ENTRIES SUPPLIED
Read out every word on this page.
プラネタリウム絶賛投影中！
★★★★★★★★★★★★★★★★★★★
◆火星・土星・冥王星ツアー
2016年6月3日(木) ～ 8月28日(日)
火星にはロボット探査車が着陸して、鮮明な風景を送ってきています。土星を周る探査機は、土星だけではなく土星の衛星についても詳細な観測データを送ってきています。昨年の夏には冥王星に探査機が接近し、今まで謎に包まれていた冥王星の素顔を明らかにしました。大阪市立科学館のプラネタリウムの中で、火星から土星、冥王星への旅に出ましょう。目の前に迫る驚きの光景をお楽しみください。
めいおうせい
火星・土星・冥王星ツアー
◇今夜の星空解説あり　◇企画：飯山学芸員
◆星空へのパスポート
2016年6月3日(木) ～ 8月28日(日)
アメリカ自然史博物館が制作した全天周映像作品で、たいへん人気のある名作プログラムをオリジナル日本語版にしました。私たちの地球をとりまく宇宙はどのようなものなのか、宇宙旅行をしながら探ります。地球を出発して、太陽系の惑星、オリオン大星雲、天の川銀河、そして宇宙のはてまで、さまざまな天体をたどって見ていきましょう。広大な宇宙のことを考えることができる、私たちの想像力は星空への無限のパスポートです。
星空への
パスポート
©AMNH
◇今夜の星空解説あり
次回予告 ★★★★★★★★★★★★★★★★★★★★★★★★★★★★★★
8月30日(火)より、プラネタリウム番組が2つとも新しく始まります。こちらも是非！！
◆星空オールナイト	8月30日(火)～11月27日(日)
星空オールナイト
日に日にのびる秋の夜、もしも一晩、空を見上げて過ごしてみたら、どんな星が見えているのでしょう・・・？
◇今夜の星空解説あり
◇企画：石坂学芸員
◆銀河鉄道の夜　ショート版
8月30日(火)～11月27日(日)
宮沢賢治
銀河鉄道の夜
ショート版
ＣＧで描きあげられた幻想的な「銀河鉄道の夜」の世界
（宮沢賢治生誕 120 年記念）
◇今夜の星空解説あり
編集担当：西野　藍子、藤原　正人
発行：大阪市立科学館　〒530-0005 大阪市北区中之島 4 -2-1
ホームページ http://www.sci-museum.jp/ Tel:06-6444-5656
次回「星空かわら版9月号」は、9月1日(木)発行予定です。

REQUIRED TASK
How many lines of the records contain the string "銀河鉄道の夜"? Respond with the number alone.

TASK RESPONSE
3